_Problem statement_
Search the data below for the word "name" and copy each line that holds it.

Structured figure records:
begin

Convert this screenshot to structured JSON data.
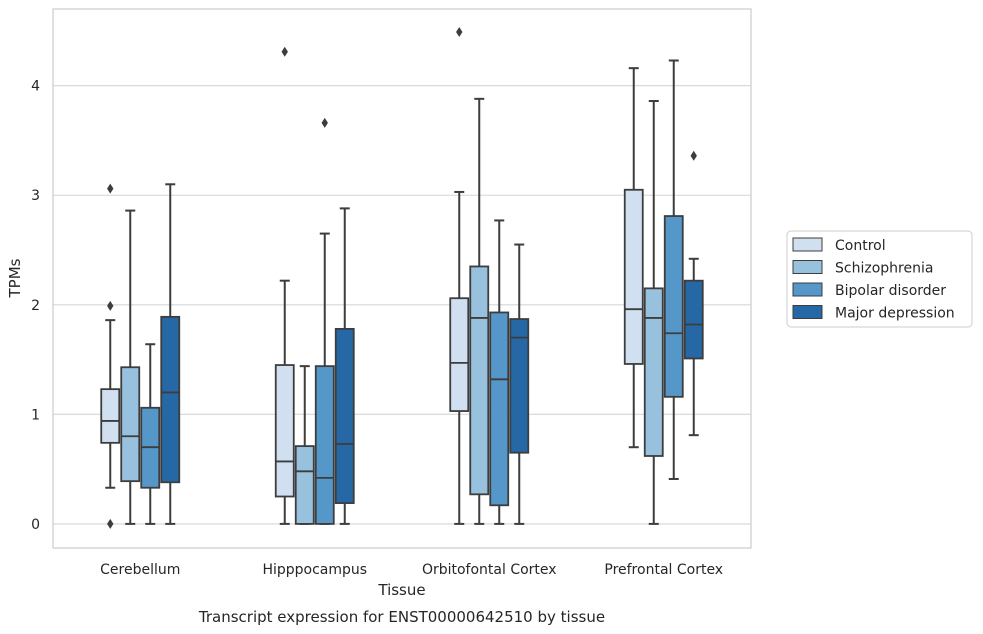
{
  "chart_data": {
    "type": "box",
    "title": "",
    "caption": "Transcript expression for ENST00000642510 by tissue",
    "xlabel": "Tissue",
    "ylabel": "TPMs",
    "ylim": [
      -0.22,
      4.7
    ],
    "yticks": [
      0,
      1,
      2,
      3,
      4
    ],
    "grid": "horizontal",
    "legend_position": "right",
    "categories": [
      "Cerebellum",
      "Hipppocampus",
      "Orbitofontal Cortex",
      "Prefrontal Cortex"
    ],
    "series": [
      {
        "name": "Control",
        "color": "#d0e0f1",
        "boxes": [
          {
            "whislo": 0.33,
            "q1": 0.74,
            "med": 0.94,
            "q3": 1.23,
            "whishi": 1.86,
            "fliers": [
              0.0,
              1.99,
              3.06
            ]
          },
          {
            "whislo": 0.0,
            "q1": 0.25,
            "med": 0.57,
            "q3": 1.45,
            "whishi": 2.22,
            "fliers": [
              4.31
            ]
          },
          {
            "whislo": 0.0,
            "q1": 1.03,
            "med": 1.47,
            "q3": 2.06,
            "whishi": 3.03,
            "fliers": [
              4.49
            ]
          },
          {
            "whislo": 0.7,
            "q1": 1.46,
            "med": 1.96,
            "q3": 3.05,
            "whishi": 4.16,
            "fliers": []
          }
        ]
      },
      {
        "name": "Schizophrenia",
        "color": "#97c1dd",
        "boxes": [
          {
            "whislo": 0.0,
            "q1": 0.39,
            "med": 0.8,
            "q3": 1.43,
            "whishi": 2.86,
            "fliers": []
          },
          {
            "whislo": 0.0,
            "q1": 0.0,
            "med": 0.48,
            "q3": 0.71,
            "whishi": 1.44,
            "fliers": []
          },
          {
            "whislo": 0.0,
            "q1": 0.27,
            "med": 1.88,
            "q3": 2.35,
            "whishi": 3.88,
            "fliers": []
          },
          {
            "whislo": 0.0,
            "q1": 0.62,
            "med": 1.88,
            "q3": 2.15,
            "whishi": 3.86,
            "fliers": []
          }
        ]
      },
      {
        "name": "Bipolar disorder",
        "color": "#5597c8",
        "boxes": [
          {
            "whislo": 0.0,
            "q1": 0.33,
            "med": 0.7,
            "q3": 1.06,
            "whishi": 1.64,
            "fliers": []
          },
          {
            "whislo": 0.0,
            "q1": 0.0,
            "med": 0.42,
            "q3": 1.44,
            "whishi": 2.65,
            "fliers": [
              3.66
            ]
          },
          {
            "whislo": 0.0,
            "q1": 0.17,
            "med": 1.32,
            "q3": 1.93,
            "whishi": 2.77,
            "fliers": []
          },
          {
            "whislo": 0.41,
            "q1": 1.16,
            "med": 1.74,
            "q3": 2.81,
            "whishi": 4.23,
            "fliers": []
          }
        ]
      },
      {
        "name": "Major depression",
        "color": "#2667a6",
        "boxes": [
          {
            "whislo": 0.0,
            "q1": 0.38,
            "med": 1.2,
            "q3": 1.89,
            "whishi": 3.1,
            "fliers": []
          },
          {
            "whislo": 0.0,
            "q1": 0.19,
            "med": 0.73,
            "q3": 1.78,
            "whishi": 2.88,
            "fliers": []
          },
          {
            "whislo": 0.0,
            "q1": 0.65,
            "med": 1.7,
            "q3": 1.87,
            "whishi": 2.55,
            "fliers": []
          },
          {
            "whislo": 0.81,
            "q1": 1.51,
            "med": 1.82,
            "q3": 2.22,
            "whishi": 2.42,
            "fliers": [
              3.36
            ]
          }
        ]
      }
    ]
  }
}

end

_Final result_
        "name": "Control",
        "name": "Schizophrenia",
        "name": "Bipolar disorder",
        "name": "Major depression",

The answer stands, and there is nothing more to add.